Go over the entries below line by line, copying each one that contains the word "колиформные".
BEGIN INFORMATION PROVIDED
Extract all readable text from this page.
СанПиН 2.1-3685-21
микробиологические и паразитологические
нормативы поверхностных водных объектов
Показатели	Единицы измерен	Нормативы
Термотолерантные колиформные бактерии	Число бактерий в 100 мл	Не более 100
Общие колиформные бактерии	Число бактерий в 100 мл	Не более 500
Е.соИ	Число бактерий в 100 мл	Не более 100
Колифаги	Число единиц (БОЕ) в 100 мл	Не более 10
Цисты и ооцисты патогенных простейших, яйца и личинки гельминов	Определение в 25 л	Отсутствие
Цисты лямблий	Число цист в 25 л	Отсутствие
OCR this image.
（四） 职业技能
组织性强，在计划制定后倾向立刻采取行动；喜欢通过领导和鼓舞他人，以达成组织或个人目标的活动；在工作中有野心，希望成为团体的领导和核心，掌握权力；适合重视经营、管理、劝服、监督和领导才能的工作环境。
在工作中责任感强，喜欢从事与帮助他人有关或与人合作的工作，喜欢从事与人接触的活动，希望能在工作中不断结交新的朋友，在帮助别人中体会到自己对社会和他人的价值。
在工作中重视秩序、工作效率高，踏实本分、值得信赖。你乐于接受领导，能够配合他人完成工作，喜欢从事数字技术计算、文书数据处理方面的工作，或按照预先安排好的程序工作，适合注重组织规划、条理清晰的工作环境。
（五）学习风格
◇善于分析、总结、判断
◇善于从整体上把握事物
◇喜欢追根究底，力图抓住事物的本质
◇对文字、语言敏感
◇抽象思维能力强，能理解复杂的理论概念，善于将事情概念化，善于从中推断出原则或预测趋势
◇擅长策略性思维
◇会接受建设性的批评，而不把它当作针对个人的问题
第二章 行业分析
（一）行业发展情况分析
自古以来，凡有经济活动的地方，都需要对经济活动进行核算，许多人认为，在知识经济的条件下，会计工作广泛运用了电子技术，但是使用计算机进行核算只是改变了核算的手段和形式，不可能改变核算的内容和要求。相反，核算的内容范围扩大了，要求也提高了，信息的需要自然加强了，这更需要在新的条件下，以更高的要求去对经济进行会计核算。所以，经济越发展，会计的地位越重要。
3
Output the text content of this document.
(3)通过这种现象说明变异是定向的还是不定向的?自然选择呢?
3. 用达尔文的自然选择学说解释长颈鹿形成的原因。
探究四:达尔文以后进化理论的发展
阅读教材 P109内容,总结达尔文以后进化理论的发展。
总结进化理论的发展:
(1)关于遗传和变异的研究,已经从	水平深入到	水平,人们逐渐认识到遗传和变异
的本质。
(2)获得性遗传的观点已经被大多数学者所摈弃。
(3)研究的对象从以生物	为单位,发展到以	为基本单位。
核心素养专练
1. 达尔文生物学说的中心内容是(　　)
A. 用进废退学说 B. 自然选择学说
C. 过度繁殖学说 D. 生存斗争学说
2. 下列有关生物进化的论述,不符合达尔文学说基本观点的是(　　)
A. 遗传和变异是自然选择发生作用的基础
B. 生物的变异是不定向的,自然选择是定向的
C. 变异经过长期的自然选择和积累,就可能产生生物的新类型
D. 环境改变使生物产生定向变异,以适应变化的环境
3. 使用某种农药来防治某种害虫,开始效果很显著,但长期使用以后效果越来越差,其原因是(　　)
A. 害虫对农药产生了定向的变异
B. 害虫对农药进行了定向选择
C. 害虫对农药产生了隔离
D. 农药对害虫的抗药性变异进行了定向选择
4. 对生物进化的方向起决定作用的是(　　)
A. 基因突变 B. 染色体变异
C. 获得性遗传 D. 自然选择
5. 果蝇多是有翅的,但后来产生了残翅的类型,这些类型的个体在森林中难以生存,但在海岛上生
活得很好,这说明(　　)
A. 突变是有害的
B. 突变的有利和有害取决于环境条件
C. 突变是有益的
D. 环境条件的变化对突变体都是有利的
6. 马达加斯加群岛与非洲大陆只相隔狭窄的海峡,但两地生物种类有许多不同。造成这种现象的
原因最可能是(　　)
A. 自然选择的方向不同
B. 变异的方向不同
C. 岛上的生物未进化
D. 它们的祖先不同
END INFORMATION PROVIDED
_OUTPUT OF THE EXERCISE_:
Термотолерантные колиформные бактерии	Число бактерий в 100 мл	Не более 100
Общие колиформные бактерии	Число бактерий в 100 мл	Не более 500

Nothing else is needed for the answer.